_STATED PROBLEM:_ Only the lines holding the string "mercubuana" are needed. Copy each one.
───── EXERCISE DATA
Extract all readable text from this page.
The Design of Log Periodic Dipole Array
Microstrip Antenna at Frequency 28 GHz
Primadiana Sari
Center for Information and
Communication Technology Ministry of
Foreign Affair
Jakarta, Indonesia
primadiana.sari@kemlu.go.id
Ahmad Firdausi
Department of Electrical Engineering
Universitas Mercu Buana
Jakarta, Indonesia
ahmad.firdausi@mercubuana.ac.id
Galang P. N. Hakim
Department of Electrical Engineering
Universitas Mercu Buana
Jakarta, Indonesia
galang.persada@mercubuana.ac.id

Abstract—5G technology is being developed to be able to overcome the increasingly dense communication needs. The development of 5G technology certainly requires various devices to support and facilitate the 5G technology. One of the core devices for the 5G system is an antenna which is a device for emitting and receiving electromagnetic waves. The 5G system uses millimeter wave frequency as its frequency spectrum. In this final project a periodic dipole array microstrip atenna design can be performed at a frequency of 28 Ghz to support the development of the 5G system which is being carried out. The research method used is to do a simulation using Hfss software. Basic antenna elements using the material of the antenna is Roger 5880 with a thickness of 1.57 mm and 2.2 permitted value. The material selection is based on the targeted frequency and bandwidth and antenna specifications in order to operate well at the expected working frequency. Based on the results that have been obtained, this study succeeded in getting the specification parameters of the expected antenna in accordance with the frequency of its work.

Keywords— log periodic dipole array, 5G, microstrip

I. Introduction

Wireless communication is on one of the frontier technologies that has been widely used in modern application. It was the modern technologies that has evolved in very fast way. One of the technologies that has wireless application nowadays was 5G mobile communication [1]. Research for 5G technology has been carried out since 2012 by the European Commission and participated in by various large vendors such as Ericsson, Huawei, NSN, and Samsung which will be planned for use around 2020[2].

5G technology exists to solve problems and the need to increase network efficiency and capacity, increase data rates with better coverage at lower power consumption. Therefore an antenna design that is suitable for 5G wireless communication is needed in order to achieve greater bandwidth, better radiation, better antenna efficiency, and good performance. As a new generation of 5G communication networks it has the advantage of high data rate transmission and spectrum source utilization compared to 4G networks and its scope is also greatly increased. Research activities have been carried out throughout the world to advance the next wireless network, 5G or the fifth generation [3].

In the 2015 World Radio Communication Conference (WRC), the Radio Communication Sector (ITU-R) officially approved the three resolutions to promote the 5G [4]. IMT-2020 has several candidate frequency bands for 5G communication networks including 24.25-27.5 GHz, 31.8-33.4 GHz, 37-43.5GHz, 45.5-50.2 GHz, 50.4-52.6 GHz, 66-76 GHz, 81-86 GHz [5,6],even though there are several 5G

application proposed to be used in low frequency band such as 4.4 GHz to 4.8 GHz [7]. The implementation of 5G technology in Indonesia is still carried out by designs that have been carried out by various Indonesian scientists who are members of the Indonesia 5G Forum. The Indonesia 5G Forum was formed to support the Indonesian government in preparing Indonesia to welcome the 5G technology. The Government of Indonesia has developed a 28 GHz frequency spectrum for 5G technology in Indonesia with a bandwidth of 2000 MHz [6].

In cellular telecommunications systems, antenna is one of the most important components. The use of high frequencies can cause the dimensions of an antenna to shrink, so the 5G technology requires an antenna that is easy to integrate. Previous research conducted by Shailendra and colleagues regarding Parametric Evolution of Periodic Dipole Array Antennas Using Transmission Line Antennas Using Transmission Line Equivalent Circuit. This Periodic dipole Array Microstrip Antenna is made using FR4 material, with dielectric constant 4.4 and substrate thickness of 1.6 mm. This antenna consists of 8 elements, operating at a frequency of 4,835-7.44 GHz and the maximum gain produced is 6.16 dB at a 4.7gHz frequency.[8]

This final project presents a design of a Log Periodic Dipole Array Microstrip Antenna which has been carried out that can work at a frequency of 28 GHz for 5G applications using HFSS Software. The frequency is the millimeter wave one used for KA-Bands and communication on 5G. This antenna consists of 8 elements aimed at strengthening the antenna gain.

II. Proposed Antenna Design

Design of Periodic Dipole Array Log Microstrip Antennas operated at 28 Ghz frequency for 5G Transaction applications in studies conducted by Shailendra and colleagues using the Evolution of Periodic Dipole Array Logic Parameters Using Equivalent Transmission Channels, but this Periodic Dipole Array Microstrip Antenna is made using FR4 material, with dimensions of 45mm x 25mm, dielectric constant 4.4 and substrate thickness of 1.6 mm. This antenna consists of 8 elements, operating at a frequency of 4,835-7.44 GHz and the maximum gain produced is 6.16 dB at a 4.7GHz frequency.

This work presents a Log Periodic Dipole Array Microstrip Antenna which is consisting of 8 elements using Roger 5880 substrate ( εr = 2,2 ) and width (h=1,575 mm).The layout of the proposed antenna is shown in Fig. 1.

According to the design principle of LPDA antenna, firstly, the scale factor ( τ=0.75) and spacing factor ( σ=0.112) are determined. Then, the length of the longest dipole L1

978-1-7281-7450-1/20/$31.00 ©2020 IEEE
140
──────────
_OUTPUT FOR THIS TASK:_
ahmad.firdausi@mercubuana.ac.id
galang.persada@mercubuana.ac.id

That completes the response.